- To do: Wherever the word "name" appears in a line, extract that line.

--- Supplied material ---

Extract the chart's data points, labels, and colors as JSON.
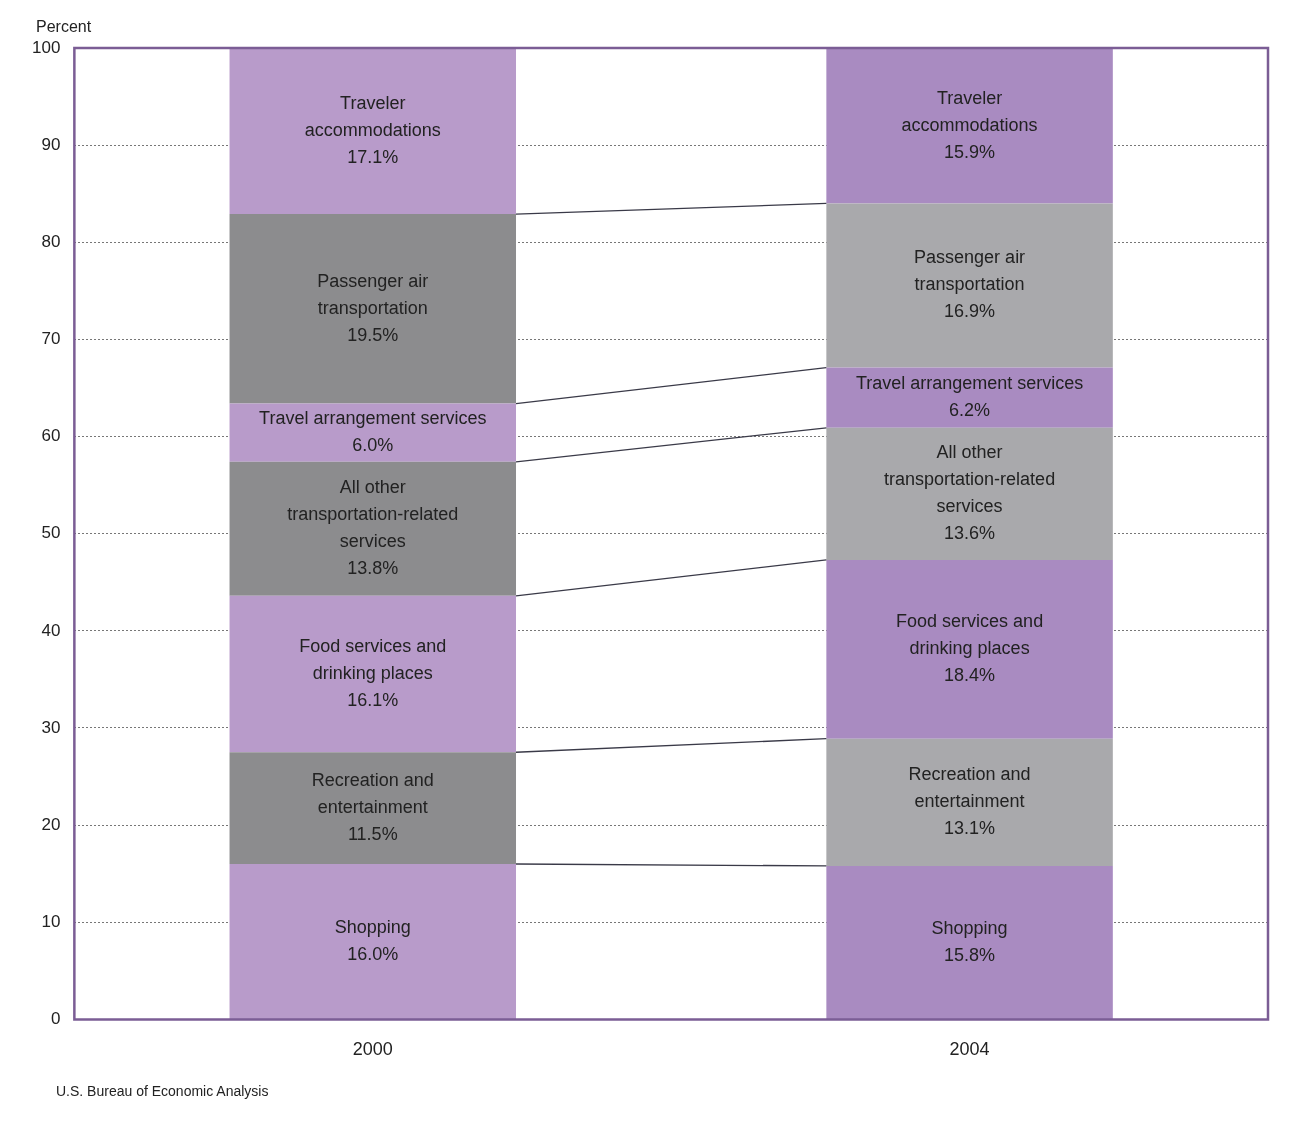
{
  "chart_data": {
    "type": "bar",
    "stacked": true,
    "ylabel": "Percent",
    "categories": [
      "2000",
      "2004"
    ],
    "ylim": [
      0,
      100
    ],
    "yticks": [
      0,
      10,
      20,
      30,
      40,
      50,
      60,
      70,
      80,
      90,
      100
    ],
    "grid": "y",
    "legend": false,
    "series": [
      {
        "name": "Shopping",
        "colors": [
          "#b89bca",
          "#a98bc1"
        ],
        "values": [
          16.0,
          15.8
        ],
        "value_labels": [
          "16.0%",
          "15.8%"
        ]
      },
      {
        "name": "Recreation and entertainment",
        "colors": [
          "#8c8c8e",
          "#a9a9ac"
        ],
        "values": [
          11.5,
          13.1
        ],
        "value_labels": [
          "11.5%",
          "13.1%"
        ]
      },
      {
        "name": "Food services and drinking places",
        "colors": [
          "#b89bca",
          "#a98bc1"
        ],
        "values": [
          16.1,
          18.4
        ],
        "value_labels": [
          "16.1%",
          "18.4%"
        ]
      },
      {
        "name": "All other transportation-related services",
        "colors": [
          "#8c8c8e",
          "#a9a9ac"
        ],
        "values": [
          13.8,
          13.6
        ],
        "value_labels": [
          "13.8%",
          "13.6%"
        ]
      },
      {
        "name": "Travel arrangement services",
        "colors": [
          "#b89bca",
          "#a98bc1"
        ],
        "values": [
          6.0,
          6.2
        ],
        "value_labels": [
          "6.0%",
          "6.2%"
        ]
      },
      {
        "name": "Passenger air transportation",
        "colors": [
          "#8c8c8e",
          "#a9a9ac"
        ],
        "values": [
          19.5,
          16.9
        ],
        "value_labels": [
          "19.5%",
          "16.9%"
        ]
      },
      {
        "name": "Traveler accommodations",
        "colors": [
          "#b89bca",
          "#a98bc1"
        ],
        "values": [
          17.1,
          15.9
        ],
        "value_labels": [
          "17.1%",
          "15.9%"
        ]
      }
    ],
    "annotations": [
      "U.S. Bureau of Economic Analysis"
    ]
  }
}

---

- Solution to this problem:
        "name": "Shopping",
        "name": "Recreation and entertainment",
        "name": "Food services and drinking places",
        "name": "All other transportation-related services",
        "name": "Travel arrangement services",
        "name": "Passenger air transportation",
        "name": "Traveler accommodations",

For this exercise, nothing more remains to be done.